Retype the records below exactly as they appear, but leave out any pictures.

##### STORED RECORDS #####

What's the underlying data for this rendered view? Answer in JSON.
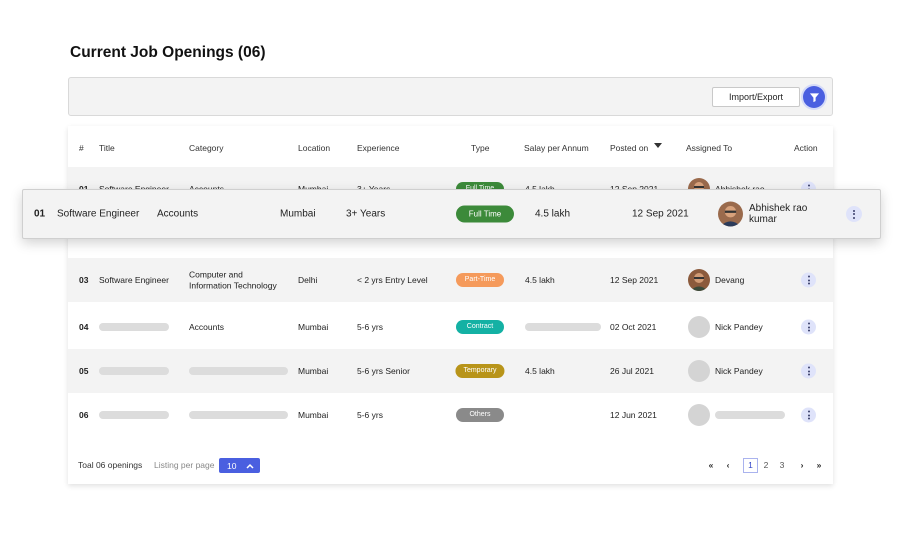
{
  "page_title": "Current Job Openings (06)",
  "toolbar": {
    "import_export_label": "Import/Export",
    "filter_icon": "filter-icon"
  },
  "colors": {
    "accent": "#4a5fe0",
    "full_time": "#3c8a3a",
    "part_time": "#f59a5b",
    "contract": "#14b1a4",
    "temporary": "#b89419",
    "others": "#8a8a8a"
  },
  "table": {
    "headers": {
      "num": "#",
      "title": "Title",
      "category": "Category",
      "location": "Location",
      "experience": "Experience",
      "type": "Type",
      "salary": "Salay per Annum",
      "posted": "Posted on",
      "assigned": "Assigned To",
      "action": "Action"
    },
    "rows": [
      {
        "num": "01",
        "title": "Software Engineer",
        "category": "Accounts",
        "location": "Mumbai",
        "experience": "3+ Years",
        "type": "Full Time",
        "salary": "4.5 lakh",
        "posted": "12 Sep 2021",
        "assigned": "Abhishek rao"
      },
      {
        "num": "03",
        "title": "Software Engineer",
        "category_line1": "Computer and",
        "category_line2": "Information Technology",
        "location": "Delhi",
        "experience": "< 2 yrs Entry Level",
        "type": "Part-Time",
        "salary": "4.5 lakh",
        "posted": "12 Sep 2021",
        "assigned": "Devang"
      },
      {
        "num": "04",
        "category": "Accounts",
        "location": "Mumbai",
        "experience": "5-6 yrs",
        "type": "Contract",
        "posted": "02 Oct 2021",
        "assigned": "Nick Pandey"
      },
      {
        "num": "05",
        "location": "Mumbai",
        "experience": "5-6 yrs Senior",
        "type": "Temporary",
        "salary": "4.5 lakh",
        "posted": "26 Jul 2021",
        "assigned": "Nick Pandey"
      },
      {
        "num": "06",
        "location": "Mumbai",
        "experience": "5-6 yrs",
        "type": "Others",
        "posted": "12 Jun 2021"
      }
    ]
  },
  "highlighted_row": {
    "num": "01",
    "title": "Software Engineer",
    "category": "Accounts",
    "location": "Mumbai",
    "experience": "3+ Years",
    "type": "Full Time",
    "salary": "4.5 lakh",
    "posted": "12 Sep 2021",
    "assigned_line1": "Abhishek rao",
    "assigned_line2": "kumar"
  },
  "footer": {
    "total": "Toal 06 openings",
    "listing_label": "Listing per page",
    "per_page": "10",
    "first": "«",
    "prev": "‹",
    "pages": [
      "1",
      "2",
      "3"
    ],
    "current_page": "1",
    "next": "›",
    "last": "»"
  }
}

#####

:: TASK ANSWER ::
What's the underlying data for this rendered view? Answer in JSON.
{
  "page_title": "Current Job Openings (06)",
  "toolbar": {
    "import_export_label": "Import/Export",
    "filter_icon": "filter-icon"
  },
  "colors": {
    "accent": "#4a5fe0",
    "full_time": "#3c8a3a",
    "part_time": "#f59a5b",
    "contract": "#14b1a4",
    "temporary": "#b89419",
    "others": "#8a8a8a"
  },
  "table": {
    "headers": {
      "num": "#",
      "title": "Title",
      "category": "Category",
      "location": "Location",
      "experience": "Experience",
      "type": "Type",
      "salary": "Salay per Annum",
      "posted": "Posted on",
      "assigned": "Assigned To",
      "action": "Action"
    },
    "rows": [
      {
        "num": "01",
        "title": "Software Engineer",
        "category": "Accounts",
        "location": "Mumbai",
        "experience": "3+ Years",
        "type": "Full Time",
        "salary": "4.5 lakh",
        "posted": "12 Sep 2021",
        "assigned": "Abhishek rao"
      },
      {
        "num": "03",
        "title": "Software Engineer",
        "category_line1": "Computer and",
        "category_line2": "Information Technology",
        "location": "Delhi",
        "experience": "< 2 yrs Entry Level",
        "type": "Part-Time",
        "salary": "4.5 lakh",
        "posted": "12 Sep 2021",
        "assigned": "Devang"
      },
      {
        "num": "04",
        "category": "Accounts",
        "location": "Mumbai",
        "experience": "5-6 yrs",
        "type": "Contract",
        "posted": "02 Oct 2021",
        "assigned": "Nick Pandey"
      },
      {
        "num": "05",
        "location": "Mumbai",
        "experience": "5-6 yrs Senior",
        "type": "Temporary",
        "salary": "4.5 lakh",
        "posted": "26 Jul 2021",
        "assigned": "Nick Pandey"
      },
      {
        "num": "06",
        "location": "Mumbai",
        "experience": "5-6 yrs",
        "type": "Others",
        "posted": "12 Jun 2021"
      }
    ]
  },
  "highlighted_row": {
    "num": "01",
    "title": "Software Engineer",
    "category": "Accounts",
    "location": "Mumbai",
    "experience": "3+ Years",
    "type": "Full Time",
    "salary": "4.5 lakh",
    "posted": "12 Sep 2021",
    "assigned_line1": "Abhishek rao",
    "assigned_line2": "kumar"
  },
  "footer": {
    "total": "Toal 06 openings",
    "listing_label": "Listing per page",
    "per_page": "10",
    "first": "«",
    "prev": "‹",
    "pages": [
      "1",
      "2",
      "3"
    ],
    "current_page": "1",
    "next": "›",
    "last": "»"
  }
}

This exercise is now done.